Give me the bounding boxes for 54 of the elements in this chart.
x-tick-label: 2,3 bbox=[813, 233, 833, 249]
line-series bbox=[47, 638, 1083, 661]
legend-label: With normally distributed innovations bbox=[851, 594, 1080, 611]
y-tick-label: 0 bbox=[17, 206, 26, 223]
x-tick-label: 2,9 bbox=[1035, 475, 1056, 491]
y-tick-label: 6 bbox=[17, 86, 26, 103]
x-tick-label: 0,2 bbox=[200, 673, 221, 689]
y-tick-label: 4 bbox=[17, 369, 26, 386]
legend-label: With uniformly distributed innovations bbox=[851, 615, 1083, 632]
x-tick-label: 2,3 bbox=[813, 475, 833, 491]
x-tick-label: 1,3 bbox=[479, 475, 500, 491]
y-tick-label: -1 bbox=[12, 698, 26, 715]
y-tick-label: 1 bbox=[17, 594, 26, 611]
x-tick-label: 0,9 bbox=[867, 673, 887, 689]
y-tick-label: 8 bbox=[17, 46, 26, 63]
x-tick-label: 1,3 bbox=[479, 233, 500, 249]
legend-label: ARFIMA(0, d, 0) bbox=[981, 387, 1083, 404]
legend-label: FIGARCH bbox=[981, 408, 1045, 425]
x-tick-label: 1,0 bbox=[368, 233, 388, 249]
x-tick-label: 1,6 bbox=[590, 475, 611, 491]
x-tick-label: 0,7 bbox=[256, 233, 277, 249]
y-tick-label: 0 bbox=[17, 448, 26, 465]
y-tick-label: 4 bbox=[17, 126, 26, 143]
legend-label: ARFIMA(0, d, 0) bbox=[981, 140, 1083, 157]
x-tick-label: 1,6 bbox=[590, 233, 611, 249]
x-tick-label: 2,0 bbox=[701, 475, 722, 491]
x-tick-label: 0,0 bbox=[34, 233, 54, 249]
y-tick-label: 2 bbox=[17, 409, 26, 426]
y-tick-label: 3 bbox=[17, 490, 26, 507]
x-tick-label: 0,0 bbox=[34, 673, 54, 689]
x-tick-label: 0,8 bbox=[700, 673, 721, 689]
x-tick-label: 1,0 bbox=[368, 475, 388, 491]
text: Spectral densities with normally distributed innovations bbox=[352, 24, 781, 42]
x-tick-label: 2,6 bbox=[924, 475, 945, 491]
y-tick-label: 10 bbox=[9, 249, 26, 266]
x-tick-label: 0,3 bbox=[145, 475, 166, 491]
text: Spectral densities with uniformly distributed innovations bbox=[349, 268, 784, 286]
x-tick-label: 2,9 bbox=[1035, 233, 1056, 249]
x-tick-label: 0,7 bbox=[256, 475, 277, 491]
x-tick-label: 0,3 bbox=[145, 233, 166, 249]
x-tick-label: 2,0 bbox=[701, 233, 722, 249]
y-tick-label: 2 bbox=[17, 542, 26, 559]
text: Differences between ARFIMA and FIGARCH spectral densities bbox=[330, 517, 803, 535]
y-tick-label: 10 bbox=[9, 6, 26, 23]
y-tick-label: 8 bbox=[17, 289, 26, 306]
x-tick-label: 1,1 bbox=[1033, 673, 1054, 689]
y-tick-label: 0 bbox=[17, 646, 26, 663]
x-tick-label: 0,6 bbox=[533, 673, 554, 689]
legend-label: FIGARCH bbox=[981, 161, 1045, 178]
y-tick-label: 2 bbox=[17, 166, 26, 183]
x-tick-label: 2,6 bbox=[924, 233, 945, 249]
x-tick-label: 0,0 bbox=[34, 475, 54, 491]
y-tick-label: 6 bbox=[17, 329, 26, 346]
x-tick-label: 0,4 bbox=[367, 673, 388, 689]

------------------------------------------------------------------------

Please render everything from the start of the data down to the line containing "y-tick-label: 10 bbox=[9, 249, 26, 266]", both ends included, as a numbered list with blank lines left out.

1. Give me the bounding boxes for 54 of the elements in this chart.
2. x-tick-label: 2,3 bbox=[813, 233, 833, 249]
3. line-series bbox=[47, 638, 1083, 661]
4. legend-label: With normally distributed innovations bbox=[851, 594, 1080, 611]
5. y-tick-label: 0 bbox=[17, 206, 26, 223]
6. x-tick-label: 2,9 bbox=[1035, 475, 1056, 491]
7. y-tick-label: 6 bbox=[17, 86, 26, 103]
8. x-tick-label: 0,2 bbox=[200, 673, 221, 689]
9. y-tick-label: 4 bbox=[17, 369, 26, 386]
10. legend-label: With uniformly distributed innovations bbox=[851, 615, 1083, 632]
11. x-tick-label: 2,3 bbox=[813, 475, 833, 491]
12. x-tick-label: 1,3 bbox=[479, 475, 500, 491]
13. y-tick-label: -1 bbox=[12, 698, 26, 715]
14. y-tick-label: 1 bbox=[17, 594, 26, 611]
15. x-tick-label: 0,9 bbox=[867, 673, 887, 689]
16. y-tick-label: 8 bbox=[17, 46, 26, 63]
17. x-tick-label: 1,3 bbox=[479, 233, 500, 249]
18. legend-label: ARFIMA(0, d, 0) bbox=[981, 387, 1083, 404]
19. legend-label: FIGARCH bbox=[981, 408, 1045, 425]
20. x-tick-label: 1,0 bbox=[368, 233, 388, 249]
21. x-tick-label: 1,6 bbox=[590, 475, 611, 491]
22. x-tick-label: 0,7 bbox=[256, 233, 277, 249]
23. y-tick-label: 0 bbox=[17, 448, 26, 465]
24. y-tick-label: 4 bbox=[17, 126, 26, 143]
25. legend-label: ARFIMA(0, d, 0) bbox=[981, 140, 1083, 157]
26. x-tick-label: 1,6 bbox=[590, 233, 611, 249]
27. x-tick-label: 2,0 bbox=[701, 475, 722, 491]
28. x-tick-label: 0,0 bbox=[34, 233, 54, 249]
29. y-tick-label: 2 bbox=[17, 409, 26, 426]
30. y-tick-label: 3 bbox=[17, 490, 26, 507]
31. x-tick-label: 0,0 bbox=[34, 673, 54, 689]
32. x-tick-label: 0,8 bbox=[700, 673, 721, 689]
33. x-tick-label: 1,0 bbox=[368, 475, 388, 491]
34. text: Spectral densities with normally distributed innovations bbox=[352, 24, 781, 42]
35. x-tick-label: 2,6 bbox=[924, 475, 945, 491]
36. y-tick-label: 10 bbox=[9, 249, 26, 266]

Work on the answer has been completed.